Raw records:
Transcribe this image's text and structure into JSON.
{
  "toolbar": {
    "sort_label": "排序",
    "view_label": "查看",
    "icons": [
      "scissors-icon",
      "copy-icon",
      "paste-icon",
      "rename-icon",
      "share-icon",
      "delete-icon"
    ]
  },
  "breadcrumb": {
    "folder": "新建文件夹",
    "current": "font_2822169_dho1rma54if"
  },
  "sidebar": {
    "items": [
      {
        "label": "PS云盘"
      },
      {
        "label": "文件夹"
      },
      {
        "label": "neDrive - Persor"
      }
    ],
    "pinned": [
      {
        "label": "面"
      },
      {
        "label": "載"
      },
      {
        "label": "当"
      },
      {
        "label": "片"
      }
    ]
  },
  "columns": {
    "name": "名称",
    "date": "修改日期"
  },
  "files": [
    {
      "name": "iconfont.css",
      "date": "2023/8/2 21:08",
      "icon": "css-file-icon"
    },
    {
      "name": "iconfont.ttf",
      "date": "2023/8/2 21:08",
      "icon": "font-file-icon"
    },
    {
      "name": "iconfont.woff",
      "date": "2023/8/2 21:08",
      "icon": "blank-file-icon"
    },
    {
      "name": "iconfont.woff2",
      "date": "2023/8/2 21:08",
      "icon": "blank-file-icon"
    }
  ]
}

Your objective: Reproduce the full listing above, character for character.

Exercise solution:
Transcribe this image's text and structure into JSON.
{
  "toolbar": {
    "sort_label": "排序",
    "view_label": "查看",
    "icons": [
      "scissors-icon",
      "copy-icon",
      "paste-icon",
      "rename-icon",
      "share-icon",
      "delete-icon"
    ]
  },
  "breadcrumb": {
    "folder": "新建文件夹",
    "current": "font_2822169_dho1rma54if"
  },
  "sidebar": {
    "items": [
      {
        "label": "PS云盘"
      },
      {
        "label": "文件夹"
      },
      {
        "label": "neDrive - Persor"
      }
    ],
    "pinned": [
      {
        "label": "面"
      },
      {
        "label": "載"
      },
      {
        "label": "当"
      },
      {
        "label": "片"
      }
    ]
  },
  "columns": {
    "name": "名称",
    "date": "修改日期"
  },
  "files": [
    {
      "name": "iconfont.css",
      "date": "2023/8/2 21:08",
      "icon": "css-file-icon"
    },
    {
      "name": "iconfont.ttf",
      "date": "2023/8/2 21:08",
      "icon": "font-file-icon"
    },
    {
      "name": "iconfont.woff",
      "date": "2023/8/2 21:08",
      "icon": "blank-file-icon"
    },
    {
      "name": "iconfont.woff2",
      "date": "2023/8/2 21:08",
      "icon": "blank-file-icon"
    }
  ]
}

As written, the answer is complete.